[Recorded data]
***
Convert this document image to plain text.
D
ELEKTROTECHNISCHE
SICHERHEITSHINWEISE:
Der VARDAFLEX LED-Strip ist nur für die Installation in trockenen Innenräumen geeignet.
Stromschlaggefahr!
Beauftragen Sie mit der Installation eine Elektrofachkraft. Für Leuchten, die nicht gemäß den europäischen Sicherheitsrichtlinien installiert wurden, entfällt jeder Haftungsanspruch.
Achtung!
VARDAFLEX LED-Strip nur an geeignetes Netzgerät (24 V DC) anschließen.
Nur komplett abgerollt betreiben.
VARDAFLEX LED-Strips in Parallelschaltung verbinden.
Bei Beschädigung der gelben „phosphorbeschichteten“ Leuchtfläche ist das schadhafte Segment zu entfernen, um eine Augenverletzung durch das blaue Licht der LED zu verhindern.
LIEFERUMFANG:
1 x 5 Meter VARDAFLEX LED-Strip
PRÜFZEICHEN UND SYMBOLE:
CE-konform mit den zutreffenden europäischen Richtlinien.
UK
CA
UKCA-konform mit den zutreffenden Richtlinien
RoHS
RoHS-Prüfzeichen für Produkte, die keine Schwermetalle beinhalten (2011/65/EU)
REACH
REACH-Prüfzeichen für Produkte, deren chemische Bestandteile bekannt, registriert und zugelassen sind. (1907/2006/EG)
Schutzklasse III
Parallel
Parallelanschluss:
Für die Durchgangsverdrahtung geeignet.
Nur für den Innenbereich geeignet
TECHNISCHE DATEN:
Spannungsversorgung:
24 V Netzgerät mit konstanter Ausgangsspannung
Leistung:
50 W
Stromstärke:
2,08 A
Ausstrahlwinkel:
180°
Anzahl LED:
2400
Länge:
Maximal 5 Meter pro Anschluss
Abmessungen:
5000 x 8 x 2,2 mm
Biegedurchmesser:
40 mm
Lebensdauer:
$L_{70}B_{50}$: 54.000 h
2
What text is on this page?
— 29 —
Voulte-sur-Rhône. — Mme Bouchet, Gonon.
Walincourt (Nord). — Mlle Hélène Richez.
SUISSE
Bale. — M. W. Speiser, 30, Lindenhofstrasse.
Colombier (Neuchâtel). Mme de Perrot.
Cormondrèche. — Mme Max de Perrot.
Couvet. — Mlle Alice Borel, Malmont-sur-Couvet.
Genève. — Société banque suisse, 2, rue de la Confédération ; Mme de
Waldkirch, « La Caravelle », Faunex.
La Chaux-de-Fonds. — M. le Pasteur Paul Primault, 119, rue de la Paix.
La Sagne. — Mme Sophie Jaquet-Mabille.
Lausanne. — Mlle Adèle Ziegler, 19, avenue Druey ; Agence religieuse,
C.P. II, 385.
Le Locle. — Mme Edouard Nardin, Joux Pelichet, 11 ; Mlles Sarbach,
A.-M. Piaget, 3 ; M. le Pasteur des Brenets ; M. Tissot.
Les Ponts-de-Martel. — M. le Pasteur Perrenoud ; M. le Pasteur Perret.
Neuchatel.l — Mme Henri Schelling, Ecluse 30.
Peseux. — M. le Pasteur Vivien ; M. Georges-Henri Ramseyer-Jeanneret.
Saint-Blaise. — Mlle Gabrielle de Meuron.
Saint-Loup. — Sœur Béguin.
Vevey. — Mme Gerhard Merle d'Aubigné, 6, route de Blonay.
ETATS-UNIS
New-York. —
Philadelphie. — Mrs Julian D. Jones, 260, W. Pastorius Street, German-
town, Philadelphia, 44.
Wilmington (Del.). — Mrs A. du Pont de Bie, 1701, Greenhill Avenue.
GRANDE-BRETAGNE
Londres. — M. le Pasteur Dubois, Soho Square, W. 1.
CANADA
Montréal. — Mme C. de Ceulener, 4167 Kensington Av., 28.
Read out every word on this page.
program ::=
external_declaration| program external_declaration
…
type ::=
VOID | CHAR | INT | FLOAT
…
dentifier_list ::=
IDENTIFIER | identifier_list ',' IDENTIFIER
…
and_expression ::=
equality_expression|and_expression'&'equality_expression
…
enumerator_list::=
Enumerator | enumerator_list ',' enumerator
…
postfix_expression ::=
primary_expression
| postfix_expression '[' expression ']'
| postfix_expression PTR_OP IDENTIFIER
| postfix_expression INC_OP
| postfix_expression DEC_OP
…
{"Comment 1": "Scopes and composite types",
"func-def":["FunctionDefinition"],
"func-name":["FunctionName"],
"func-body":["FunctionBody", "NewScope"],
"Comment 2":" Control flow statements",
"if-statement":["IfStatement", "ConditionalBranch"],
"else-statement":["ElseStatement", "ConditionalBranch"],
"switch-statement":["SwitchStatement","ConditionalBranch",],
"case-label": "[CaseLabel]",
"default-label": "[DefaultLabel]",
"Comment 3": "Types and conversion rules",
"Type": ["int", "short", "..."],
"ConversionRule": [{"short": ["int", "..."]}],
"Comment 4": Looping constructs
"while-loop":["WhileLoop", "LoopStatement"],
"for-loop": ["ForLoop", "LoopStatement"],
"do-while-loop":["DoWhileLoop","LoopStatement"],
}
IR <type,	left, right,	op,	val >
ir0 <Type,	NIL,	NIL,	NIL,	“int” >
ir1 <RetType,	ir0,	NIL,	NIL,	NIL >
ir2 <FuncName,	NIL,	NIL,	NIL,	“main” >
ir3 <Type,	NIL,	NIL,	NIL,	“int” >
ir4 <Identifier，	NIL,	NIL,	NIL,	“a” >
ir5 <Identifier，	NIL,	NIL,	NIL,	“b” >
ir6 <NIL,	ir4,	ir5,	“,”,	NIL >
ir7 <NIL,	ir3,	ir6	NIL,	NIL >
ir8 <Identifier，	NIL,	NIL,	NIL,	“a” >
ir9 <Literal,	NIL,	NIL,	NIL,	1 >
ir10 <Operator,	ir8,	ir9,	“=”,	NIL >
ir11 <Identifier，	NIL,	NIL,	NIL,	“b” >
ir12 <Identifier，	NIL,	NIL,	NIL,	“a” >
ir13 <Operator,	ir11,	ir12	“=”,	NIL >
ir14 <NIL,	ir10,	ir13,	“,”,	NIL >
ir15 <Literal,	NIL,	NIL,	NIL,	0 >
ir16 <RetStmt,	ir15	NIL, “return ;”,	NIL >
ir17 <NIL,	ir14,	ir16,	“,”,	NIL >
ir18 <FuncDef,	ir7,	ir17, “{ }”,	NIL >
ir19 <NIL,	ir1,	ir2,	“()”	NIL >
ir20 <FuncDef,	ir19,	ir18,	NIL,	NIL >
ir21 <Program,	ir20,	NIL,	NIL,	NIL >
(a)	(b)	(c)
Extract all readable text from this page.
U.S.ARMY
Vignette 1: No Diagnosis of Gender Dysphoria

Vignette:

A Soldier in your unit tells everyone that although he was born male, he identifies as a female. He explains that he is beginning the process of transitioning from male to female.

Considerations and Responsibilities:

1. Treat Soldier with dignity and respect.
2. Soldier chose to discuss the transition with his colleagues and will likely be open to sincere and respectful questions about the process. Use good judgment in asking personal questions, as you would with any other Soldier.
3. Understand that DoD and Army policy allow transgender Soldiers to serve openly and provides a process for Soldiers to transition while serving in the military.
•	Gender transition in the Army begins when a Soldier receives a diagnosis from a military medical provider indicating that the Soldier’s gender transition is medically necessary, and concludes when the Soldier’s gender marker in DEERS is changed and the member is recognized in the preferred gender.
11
***
WHAT THIS TASK INVOLVES: The lines to reproduce run from the line containing "Extract all readable text from this page." to the end of the listing; write them out exactly and add nothing.

CORRECT OUTPUT:
Extract all readable text from this page.
U.S.ARMY
Vignette 1: No Diagnosis of Gender Dysphoria

Vignette:

A Soldier in your unit tells everyone that although he was born male, he identifies as a female. He explains that he is beginning the process of transitioning from male to female.

Considerations and Responsibilities:

1. Treat Soldier with dignity and respect.
2. Soldier chose to discuss the transition with his colleagues and will likely be open to sincere and respectful questions about the process. Use good judgment in asking personal questions, as you would with any other Soldier.
3. Understand that DoD and Army policy allow transgender Soldiers to serve openly and provides a process for Soldiers to transition while serving in the military.
•	Gender transition in the Army begins when a Soldier receives a diagnosis from a military medical provider indicating that the Soldier’s gender transition is medically necessary, and concludes when the Soldier’s gender marker in DEERS is changed and the member is recognized in the preferred gender.
11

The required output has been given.